> INSTRUCTION: Copy the records below exactly as they are written.

> RECORDS TO PROCESS:
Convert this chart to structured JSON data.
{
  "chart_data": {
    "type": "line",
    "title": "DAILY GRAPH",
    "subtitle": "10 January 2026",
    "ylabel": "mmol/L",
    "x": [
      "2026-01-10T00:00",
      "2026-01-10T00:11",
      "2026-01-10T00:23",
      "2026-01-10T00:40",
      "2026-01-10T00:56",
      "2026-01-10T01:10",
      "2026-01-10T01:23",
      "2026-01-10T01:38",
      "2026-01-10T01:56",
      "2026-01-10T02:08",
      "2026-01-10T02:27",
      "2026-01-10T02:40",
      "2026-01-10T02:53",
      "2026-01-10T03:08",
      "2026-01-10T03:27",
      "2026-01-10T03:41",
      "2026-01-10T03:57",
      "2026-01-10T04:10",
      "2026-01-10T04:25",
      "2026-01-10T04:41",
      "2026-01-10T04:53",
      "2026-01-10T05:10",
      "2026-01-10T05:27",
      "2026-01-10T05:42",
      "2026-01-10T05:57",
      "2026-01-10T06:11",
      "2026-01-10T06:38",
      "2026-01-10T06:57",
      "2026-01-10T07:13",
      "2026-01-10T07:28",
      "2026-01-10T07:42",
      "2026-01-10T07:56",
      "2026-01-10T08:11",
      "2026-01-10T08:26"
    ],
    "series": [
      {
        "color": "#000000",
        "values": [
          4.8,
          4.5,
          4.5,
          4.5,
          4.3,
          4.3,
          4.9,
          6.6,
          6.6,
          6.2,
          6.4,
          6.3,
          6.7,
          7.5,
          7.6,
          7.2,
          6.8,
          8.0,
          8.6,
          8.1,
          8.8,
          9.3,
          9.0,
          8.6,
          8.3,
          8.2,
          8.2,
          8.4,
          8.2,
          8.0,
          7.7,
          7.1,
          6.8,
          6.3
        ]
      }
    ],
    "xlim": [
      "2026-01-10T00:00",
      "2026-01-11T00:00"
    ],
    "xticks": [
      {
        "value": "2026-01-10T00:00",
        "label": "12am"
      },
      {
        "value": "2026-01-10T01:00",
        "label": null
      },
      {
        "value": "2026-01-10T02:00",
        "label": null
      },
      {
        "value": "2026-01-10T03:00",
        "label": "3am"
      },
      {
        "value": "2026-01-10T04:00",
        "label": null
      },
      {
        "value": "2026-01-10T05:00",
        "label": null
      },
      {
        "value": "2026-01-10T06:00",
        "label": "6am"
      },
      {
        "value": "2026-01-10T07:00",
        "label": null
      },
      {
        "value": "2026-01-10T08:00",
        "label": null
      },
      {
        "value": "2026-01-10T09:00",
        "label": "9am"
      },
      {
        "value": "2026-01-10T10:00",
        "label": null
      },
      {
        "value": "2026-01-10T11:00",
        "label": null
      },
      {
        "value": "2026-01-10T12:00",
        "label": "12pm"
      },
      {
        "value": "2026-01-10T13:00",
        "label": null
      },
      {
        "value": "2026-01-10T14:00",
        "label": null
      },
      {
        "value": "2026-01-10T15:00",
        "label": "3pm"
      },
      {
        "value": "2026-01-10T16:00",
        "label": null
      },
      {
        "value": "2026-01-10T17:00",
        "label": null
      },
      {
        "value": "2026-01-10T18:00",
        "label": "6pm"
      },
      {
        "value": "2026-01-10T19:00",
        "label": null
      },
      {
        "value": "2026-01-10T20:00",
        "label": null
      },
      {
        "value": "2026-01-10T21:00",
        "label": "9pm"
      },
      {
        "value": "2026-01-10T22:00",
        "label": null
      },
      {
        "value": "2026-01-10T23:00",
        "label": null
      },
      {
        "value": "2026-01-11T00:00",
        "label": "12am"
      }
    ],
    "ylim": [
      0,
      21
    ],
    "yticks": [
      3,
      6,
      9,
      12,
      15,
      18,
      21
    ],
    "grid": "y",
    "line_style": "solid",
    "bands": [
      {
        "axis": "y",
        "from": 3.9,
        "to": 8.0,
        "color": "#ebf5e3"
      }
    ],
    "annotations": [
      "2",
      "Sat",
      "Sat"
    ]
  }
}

> THE RESPONSE:
Convert this chart to structured JSON data.
{
  "chart_data": {
    "type": "line",
    "title": "DAILY GRAPH",
    "subtitle": "10 January 2026",
    "ylabel": "mmol/L",
    "x": [
      "2026-01-10T00:00",
      "2026-01-10T00:11",
      "2026-01-10T00:23",
      "2026-01-10T00:40",
      "2026-01-10T00:56",
      "2026-01-10T01:10",
      "2026-01-10T01:23",
      "2026-01-10T01:38",
      "2026-01-10T01:56",
      "2026-01-10T02:08",
      "2026-01-10T02:27",
      "2026-01-10T02:40",
      "2026-01-10T02:53",
      "2026-01-10T03:08",
      "2026-01-10T03:27",
      "2026-01-10T03:41",
      "2026-01-10T03:57",
      "2026-01-10T04:10",
      "2026-01-10T04:25",
      "2026-01-10T04:41",
      "2026-01-10T04:53",
      "2026-01-10T05:10",
      "2026-01-10T05:27",
      "2026-01-10T05:42",
      "2026-01-10T05:57",
      "2026-01-10T06:11",
      "2026-01-10T06:38",
      "2026-01-10T06:57",
      "2026-01-10T07:13",
      "2026-01-10T07:28",
      "2026-01-10T07:42",
      "2026-01-10T07:56",
      "2026-01-10T08:11",
      "2026-01-10T08:26"
    ],
    "series": [
      {
        "color": "#000000",
        "values": [
          4.8,
          4.5,
          4.5,
          4.5,
          4.3,
          4.3,
          4.9,
          6.6,
          6.6,
          6.2,
          6.4,
          6.3,
          6.7,
          7.5,
          7.6,
          7.2,
          6.8,
          8.0,
          8.6,
          8.1,
          8.8,
          9.3,
          9.0,
          8.6,
          8.3,
          8.2,
          8.2,
          8.4,
          8.2,
          8.0,
          7.7,
          7.1,
          6.8,
          6.3
        ]
      }
    ],
    "xlim": [
      "2026-01-10T00:00",
      "2026-01-11T00:00"
    ],
    "xticks": [
      {
        "value": "2026-01-10T00:00",
        "label": "12am"
      },
      {
        "value": "2026-01-10T01:00",
        "label": null
      },
      {
        "value": "2026-01-10T02:00",
        "label": null
      },
      {
        "value": "2026-01-10T03:00",
        "label": "3am"
      },
      {
        "value": "2026-01-10T04:00",
        "label": null
      },
      {
        "value": "2026-01-10T05:00",
        "label": null
      },
      {
        "value": "2026-01-10T06:00",
        "label": "6am"
      },
      {
        "value": "2026-01-10T07:00",
        "label": null
      },
      {
        "value": "2026-01-10T08:00",
        "label": null
      },
      {
        "value": "2026-01-10T09:00",
        "label": "9am"
      },
      {
        "value": "2026-01-10T10:00",
        "label": null
      },
      {
        "value": "2026-01-10T11:00",
        "label": null
      },
      {
        "value": "2026-01-10T12:00",
        "label": "12pm"
      },
      {
        "value": "2026-01-10T13:00",
        "label": null
      },
      {
        "value": "2026-01-10T14:00",
        "label": null
      },
      {
        "value": "2026-01-10T15:00",
        "label": "3pm"
      },
      {
        "value": "2026-01-10T16:00",
        "label": null
      },
      {
        "value": "2026-01-10T17:00",
        "label": null
      },
      {
        "value": "2026-01-10T18:00",
        "label": "6pm"
      },
      {
        "value": "2026-01-10T19:00",
        "label": null
      },
      {
        "value": "2026-01-10T20:00",
        "label": null
      },
      {
        "value": "2026-01-10T21:00",
        "label": "9pm"
      },
      {
        "value": "2026-01-10T22:00",
        "label": null
      },
      {
        "value": "2026-01-10T23:00",
        "label": null
      },
      {
        "value": "2026-01-11T00:00",
        "label": "12am"
      }
    ],
    "ylim": [
      0,
      21
    ],
    "yticks": [
      3,
      6,
      9,
      12,
      15,
      18,
      21
    ],
    "grid": "y",
    "line_style": "solid",
    "bands": [
      {
        "axis": "y",
        "from": 3.9,
        "to": 8.0,
        "color": "#ebf5e3"
      }
    ],
    "annotations": [
      "2",
      "Sat",
      "Sat"
    ]
  }
}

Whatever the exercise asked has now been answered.